* Dataset extract:
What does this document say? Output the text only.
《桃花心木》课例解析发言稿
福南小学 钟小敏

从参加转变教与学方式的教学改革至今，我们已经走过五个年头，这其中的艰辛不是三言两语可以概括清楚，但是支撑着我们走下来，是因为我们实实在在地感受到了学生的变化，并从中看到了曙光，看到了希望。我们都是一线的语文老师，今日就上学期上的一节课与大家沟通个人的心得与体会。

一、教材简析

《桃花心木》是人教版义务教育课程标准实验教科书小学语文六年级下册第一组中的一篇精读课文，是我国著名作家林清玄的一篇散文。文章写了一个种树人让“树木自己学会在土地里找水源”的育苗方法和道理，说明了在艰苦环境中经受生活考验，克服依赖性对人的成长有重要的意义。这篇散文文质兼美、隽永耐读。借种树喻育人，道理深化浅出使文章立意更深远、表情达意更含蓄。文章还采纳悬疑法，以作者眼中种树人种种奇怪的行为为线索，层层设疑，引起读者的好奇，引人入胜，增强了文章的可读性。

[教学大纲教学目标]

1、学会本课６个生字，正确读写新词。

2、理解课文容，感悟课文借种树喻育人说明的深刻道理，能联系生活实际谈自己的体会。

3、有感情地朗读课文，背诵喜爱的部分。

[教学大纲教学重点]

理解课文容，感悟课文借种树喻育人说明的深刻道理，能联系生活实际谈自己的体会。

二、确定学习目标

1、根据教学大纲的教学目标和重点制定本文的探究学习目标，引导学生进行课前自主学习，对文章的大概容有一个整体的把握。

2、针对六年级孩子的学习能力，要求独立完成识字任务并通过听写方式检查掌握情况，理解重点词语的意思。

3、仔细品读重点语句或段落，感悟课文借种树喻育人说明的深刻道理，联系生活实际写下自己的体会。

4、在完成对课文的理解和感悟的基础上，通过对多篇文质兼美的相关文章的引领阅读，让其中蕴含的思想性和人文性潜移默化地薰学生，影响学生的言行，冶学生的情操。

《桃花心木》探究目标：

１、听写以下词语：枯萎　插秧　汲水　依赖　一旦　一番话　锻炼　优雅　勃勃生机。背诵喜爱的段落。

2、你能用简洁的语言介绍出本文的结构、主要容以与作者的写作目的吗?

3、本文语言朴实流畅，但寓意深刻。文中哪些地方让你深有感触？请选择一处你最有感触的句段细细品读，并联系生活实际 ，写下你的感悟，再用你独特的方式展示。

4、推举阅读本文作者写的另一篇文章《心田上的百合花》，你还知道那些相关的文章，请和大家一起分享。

* Written problem:
Find the word "理解课文容" in the material, then list each line that holds it.

* Task answer:
2、理解课文容，感悟课文借种树喻育人说明的深刻道理，能联系生活实际谈自己的体会。
理解课文容，感悟课文借种树喻育人说明的深刻道理，能联系生活实际谈自己的体会。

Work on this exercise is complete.